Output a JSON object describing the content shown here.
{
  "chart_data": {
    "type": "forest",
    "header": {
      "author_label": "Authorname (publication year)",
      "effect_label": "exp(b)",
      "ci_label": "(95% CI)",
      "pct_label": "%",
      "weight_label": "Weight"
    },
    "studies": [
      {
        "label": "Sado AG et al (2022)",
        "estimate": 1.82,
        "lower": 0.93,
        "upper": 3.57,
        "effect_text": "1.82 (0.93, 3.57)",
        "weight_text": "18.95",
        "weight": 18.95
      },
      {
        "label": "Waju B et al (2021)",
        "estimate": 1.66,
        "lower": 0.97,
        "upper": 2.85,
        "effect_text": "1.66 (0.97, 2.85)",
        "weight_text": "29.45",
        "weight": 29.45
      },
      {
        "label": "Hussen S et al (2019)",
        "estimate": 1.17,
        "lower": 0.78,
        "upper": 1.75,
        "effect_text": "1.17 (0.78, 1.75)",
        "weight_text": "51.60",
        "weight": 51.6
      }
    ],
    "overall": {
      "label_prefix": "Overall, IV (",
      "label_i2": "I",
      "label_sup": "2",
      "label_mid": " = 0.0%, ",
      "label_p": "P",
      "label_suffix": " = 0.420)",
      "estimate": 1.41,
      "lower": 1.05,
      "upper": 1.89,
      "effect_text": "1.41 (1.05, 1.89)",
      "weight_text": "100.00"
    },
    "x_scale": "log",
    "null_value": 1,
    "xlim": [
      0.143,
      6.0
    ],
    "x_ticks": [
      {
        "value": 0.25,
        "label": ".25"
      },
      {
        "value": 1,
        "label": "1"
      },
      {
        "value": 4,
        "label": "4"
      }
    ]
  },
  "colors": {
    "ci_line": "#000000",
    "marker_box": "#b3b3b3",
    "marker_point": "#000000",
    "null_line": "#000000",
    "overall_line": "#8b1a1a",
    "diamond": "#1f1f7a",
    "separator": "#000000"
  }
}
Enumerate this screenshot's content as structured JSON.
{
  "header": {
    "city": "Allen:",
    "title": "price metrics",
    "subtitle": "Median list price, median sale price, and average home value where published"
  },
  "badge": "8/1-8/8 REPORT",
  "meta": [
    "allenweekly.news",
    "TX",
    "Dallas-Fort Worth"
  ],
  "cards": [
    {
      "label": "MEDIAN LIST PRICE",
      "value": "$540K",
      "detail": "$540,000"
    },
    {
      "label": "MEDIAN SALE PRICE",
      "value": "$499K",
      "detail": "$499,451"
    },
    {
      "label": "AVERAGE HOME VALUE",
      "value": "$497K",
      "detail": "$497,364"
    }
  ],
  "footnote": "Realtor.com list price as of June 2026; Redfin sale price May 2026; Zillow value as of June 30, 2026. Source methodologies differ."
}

※ ※ ※

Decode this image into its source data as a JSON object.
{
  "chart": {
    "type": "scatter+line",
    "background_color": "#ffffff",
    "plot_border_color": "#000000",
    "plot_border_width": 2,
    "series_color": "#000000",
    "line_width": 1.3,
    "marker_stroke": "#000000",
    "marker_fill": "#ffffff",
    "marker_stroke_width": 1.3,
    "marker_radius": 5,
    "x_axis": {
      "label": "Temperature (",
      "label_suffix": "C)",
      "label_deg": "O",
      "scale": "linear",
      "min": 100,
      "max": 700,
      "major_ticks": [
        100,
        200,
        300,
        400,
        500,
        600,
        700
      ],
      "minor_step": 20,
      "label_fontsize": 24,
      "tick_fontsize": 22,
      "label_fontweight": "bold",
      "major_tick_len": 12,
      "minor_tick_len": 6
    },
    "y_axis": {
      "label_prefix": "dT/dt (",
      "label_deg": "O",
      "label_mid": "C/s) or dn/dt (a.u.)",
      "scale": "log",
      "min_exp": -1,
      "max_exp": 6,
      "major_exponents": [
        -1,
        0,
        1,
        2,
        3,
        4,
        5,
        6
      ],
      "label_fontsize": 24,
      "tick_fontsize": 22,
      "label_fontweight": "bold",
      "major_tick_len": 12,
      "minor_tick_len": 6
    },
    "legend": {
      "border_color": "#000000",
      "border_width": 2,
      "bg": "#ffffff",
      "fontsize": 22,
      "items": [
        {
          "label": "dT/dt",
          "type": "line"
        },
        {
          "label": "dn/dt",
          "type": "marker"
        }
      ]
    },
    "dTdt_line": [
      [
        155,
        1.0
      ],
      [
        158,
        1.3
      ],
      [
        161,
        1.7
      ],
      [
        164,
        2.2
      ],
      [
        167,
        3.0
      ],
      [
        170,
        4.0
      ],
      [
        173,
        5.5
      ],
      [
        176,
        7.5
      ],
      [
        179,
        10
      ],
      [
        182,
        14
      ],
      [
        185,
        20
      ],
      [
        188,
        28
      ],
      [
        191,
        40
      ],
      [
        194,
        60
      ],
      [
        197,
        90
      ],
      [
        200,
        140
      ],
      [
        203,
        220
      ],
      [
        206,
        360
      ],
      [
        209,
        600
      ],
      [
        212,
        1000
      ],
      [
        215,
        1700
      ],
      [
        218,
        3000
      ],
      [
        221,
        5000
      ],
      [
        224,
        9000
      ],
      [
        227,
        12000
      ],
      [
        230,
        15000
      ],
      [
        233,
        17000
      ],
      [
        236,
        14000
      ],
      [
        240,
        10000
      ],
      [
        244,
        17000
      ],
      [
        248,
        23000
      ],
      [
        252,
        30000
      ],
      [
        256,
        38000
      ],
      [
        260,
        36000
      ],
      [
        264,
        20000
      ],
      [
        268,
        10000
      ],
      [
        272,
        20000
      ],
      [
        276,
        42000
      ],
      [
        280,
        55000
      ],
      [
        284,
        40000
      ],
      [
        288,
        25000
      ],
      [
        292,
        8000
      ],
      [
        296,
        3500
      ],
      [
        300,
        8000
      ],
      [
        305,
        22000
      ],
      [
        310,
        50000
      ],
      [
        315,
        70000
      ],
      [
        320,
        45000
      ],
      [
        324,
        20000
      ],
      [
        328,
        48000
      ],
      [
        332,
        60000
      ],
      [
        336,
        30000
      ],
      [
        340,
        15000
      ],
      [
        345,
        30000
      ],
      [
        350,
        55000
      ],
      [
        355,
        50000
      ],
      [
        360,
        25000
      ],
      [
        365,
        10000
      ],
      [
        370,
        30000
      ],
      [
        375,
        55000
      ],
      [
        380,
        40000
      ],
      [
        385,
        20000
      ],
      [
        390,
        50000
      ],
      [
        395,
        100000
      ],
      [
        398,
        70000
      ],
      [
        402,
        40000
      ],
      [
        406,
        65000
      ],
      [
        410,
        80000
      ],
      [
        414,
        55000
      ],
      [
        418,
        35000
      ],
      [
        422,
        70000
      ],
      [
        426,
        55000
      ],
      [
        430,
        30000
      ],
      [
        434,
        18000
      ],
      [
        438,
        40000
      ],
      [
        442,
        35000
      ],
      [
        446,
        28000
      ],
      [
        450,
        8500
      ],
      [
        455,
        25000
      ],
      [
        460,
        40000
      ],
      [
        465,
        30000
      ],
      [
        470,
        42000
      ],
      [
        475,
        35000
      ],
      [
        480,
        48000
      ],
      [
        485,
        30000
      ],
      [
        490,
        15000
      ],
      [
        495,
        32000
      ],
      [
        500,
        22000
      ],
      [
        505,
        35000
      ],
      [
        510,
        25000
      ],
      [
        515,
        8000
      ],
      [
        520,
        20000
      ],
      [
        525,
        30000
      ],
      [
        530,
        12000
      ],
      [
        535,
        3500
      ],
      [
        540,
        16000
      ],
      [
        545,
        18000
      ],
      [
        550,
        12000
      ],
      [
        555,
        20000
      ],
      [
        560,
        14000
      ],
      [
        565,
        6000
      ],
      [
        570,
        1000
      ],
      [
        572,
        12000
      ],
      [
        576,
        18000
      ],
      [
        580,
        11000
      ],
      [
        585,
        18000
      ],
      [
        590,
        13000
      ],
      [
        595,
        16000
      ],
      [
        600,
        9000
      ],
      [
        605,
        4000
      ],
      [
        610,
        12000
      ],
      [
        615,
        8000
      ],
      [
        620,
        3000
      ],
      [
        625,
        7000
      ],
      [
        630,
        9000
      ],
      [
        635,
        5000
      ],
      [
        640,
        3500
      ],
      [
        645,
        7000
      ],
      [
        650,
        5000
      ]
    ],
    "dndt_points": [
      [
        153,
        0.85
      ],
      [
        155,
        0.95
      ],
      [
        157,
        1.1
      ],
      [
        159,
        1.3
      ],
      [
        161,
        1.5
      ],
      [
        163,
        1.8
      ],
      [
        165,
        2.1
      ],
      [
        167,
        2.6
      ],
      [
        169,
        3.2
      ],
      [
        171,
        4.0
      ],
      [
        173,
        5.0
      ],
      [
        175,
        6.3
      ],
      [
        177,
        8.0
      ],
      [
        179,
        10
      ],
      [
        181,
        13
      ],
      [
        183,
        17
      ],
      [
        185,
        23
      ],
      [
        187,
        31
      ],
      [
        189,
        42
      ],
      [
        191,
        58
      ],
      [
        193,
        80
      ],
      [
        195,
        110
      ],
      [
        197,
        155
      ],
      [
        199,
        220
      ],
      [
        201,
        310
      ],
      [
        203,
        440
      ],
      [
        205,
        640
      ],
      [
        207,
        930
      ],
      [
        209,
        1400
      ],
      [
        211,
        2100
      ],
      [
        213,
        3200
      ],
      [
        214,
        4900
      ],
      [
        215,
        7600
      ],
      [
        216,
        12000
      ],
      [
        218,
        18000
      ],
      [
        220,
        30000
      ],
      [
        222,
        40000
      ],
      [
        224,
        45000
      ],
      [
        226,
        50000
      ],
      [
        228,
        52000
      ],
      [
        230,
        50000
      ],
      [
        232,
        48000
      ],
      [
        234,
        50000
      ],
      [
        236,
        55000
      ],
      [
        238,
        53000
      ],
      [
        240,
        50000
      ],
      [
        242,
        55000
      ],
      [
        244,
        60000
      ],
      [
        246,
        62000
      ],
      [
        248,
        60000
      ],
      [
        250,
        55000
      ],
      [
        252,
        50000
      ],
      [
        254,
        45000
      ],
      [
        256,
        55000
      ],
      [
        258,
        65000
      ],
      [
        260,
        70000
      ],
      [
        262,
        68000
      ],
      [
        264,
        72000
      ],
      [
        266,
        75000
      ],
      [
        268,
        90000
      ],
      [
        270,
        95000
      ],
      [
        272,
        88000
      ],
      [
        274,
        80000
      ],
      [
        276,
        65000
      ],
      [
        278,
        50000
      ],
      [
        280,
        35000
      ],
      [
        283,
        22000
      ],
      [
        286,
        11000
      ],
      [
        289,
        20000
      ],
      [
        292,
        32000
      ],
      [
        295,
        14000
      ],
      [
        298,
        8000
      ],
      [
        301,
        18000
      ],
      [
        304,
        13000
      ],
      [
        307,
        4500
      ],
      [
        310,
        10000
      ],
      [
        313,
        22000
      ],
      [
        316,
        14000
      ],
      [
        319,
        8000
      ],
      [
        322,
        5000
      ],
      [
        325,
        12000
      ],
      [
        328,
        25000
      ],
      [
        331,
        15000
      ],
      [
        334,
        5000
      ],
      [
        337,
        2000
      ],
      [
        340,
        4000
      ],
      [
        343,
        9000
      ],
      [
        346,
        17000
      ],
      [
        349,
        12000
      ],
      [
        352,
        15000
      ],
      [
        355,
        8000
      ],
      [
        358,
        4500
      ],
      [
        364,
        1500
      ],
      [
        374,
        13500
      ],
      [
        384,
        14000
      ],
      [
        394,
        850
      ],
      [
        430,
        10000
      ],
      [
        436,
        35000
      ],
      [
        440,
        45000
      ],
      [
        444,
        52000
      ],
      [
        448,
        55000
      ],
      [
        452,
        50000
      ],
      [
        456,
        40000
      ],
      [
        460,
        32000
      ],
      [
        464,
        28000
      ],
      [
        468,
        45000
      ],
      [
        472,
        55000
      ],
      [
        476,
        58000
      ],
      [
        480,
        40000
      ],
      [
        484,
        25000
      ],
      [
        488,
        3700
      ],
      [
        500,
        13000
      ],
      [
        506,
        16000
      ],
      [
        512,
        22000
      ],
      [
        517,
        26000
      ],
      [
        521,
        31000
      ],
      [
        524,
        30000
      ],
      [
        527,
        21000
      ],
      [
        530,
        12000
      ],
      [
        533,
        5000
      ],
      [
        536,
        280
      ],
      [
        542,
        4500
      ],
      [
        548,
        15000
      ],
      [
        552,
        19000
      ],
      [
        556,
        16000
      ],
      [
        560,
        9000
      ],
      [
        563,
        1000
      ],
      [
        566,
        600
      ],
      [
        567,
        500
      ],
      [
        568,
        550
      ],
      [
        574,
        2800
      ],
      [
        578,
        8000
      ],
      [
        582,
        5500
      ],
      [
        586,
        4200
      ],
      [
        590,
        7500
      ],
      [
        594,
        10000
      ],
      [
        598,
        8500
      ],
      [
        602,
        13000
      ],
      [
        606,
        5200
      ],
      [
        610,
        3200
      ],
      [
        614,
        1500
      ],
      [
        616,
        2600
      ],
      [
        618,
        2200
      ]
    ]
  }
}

※ ※ ※

Filter for "content". Return all lines that hold it.

◆ RESULT OF THIS TASK ◆
Output a JSON object describing the content shown here.
Enumerate this screenshot's content as structured JSON.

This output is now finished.